(Written problem)
Reproduce every line of the listing as written, apart from the pictures.

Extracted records
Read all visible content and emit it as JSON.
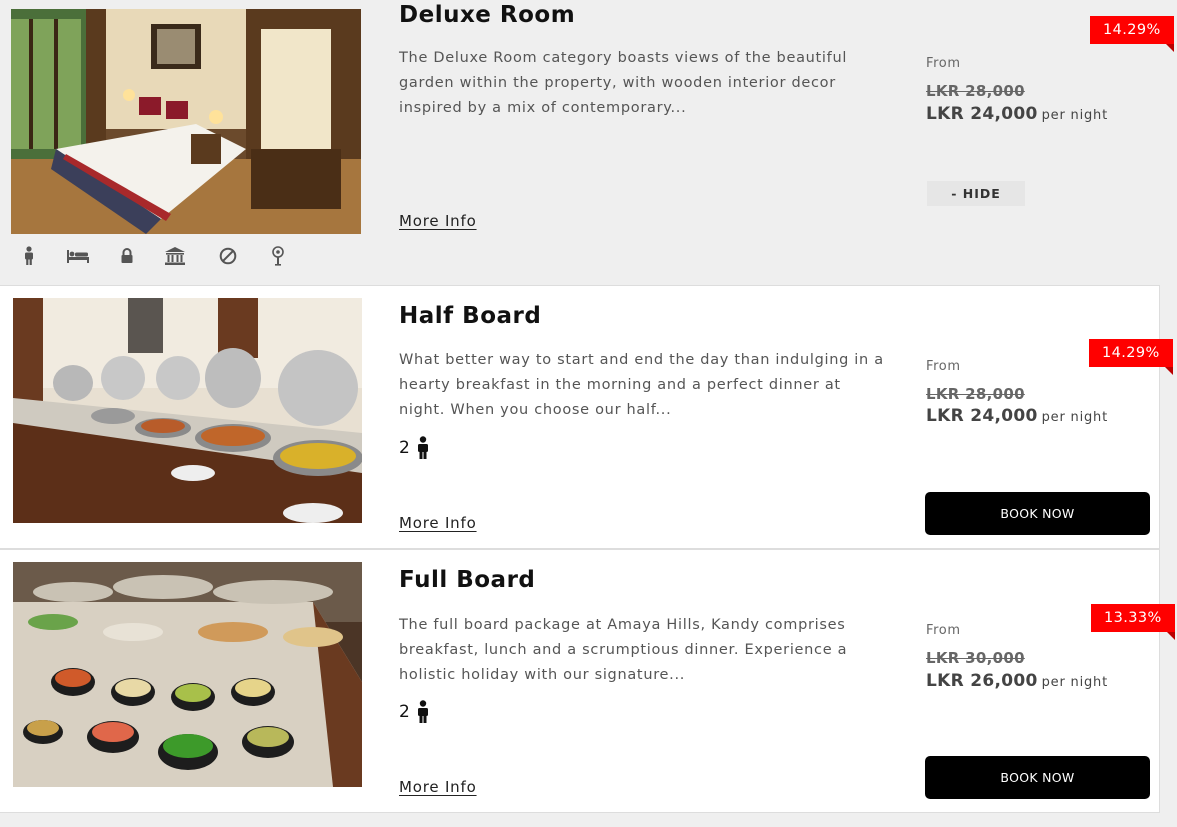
{
  "rooms": [
    {
      "title": "Deluxe Room",
      "description": "The Deluxe Room category boasts views of the beautiful garden within the property, with wooden interior decor inspired by a mix of contemporary...",
      "more_info": "More Info",
      "from_label": "From",
      "old_price": "LKR 28,000",
      "price": "LKR 24,000",
      "per_night": "per night",
      "discount": "14.29%",
      "action_label": "- HIDE",
      "amenities": [
        "person-icon",
        "bed-icon",
        "lock-icon",
        "bank-icon",
        "no-smoking-icon",
        "hair-dryer-icon"
      ]
    },
    {
      "title": "Half Board",
      "description": "What better way to start and end the day than indulging in a hearty breakfast in the morning and a perfect dinner at night. When you choose our half...",
      "guests": "2",
      "more_info": "More Info",
      "from_label": "From",
      "old_price": "LKR 28,000",
      "price": "LKR 24,000",
      "per_night": "per night",
      "discount": "14.29%",
      "action_label": "BOOK NOW"
    },
    {
      "title": "Full Board",
      "description": "The full board package at Amaya Hills, Kandy comprises breakfast, lunch and a scrumptious dinner. Experience a holistic holiday with our signature...",
      "guests": "2",
      "more_info": "More Info",
      "from_label": "From",
      "old_price": "LKR 30,000",
      "price": "LKR 26,000",
      "per_night": "per night",
      "discount": "13.33%",
      "action_label": "BOOK NOW"
    }
  ],
  "colors": {
    "discount_badge": "#ff0000",
    "book_button": "#000000",
    "page_bg": "#efefef"
  }
}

(The answer)
Read all visible content and emit it as JSON.
{
  "rooms": [
    {
      "title": "Deluxe Room",
      "description": "The Deluxe Room category boasts views of the beautiful garden within the property, with wooden interior decor inspired by a mix of contemporary...",
      "more_info": "More Info",
      "from_label": "From",
      "old_price": "LKR 28,000",
      "price": "LKR 24,000",
      "per_night": "per night",
      "discount": "14.29%",
      "action_label": "- HIDE",
      "amenities": [
        "person-icon",
        "bed-icon",
        "lock-icon",
        "bank-icon",
        "no-smoking-icon",
        "hair-dryer-icon"
      ]
    },
    {
      "title": "Half Board",
      "description": "What better way to start and end the day than indulging in a hearty breakfast in the morning and a perfect dinner at night. When you choose our half...",
      "guests": "2",
      "more_info": "More Info",
      "from_label": "From",
      "old_price": "LKR 28,000",
      "price": "LKR 24,000",
      "per_night": "per night",
      "discount": "14.29%",
      "action_label": "BOOK NOW"
    },
    {
      "title": "Full Board",
      "description": "The full board package at Amaya Hills, Kandy comprises breakfast, lunch and a scrumptious dinner. Experience a holistic holiday with our signature...",
      "guests": "2",
      "more_info": "More Info",
      "from_label": "From",
      "old_price": "LKR 30,000",
      "price": "LKR 26,000",
      "per_night": "per night",
      "discount": "13.33%",
      "action_label": "BOOK NOW"
    }
  ],
  "colors": {
    "discount_badge": "#ff0000",
    "book_button": "#000000",
    "page_bg": "#efefef"
  }
}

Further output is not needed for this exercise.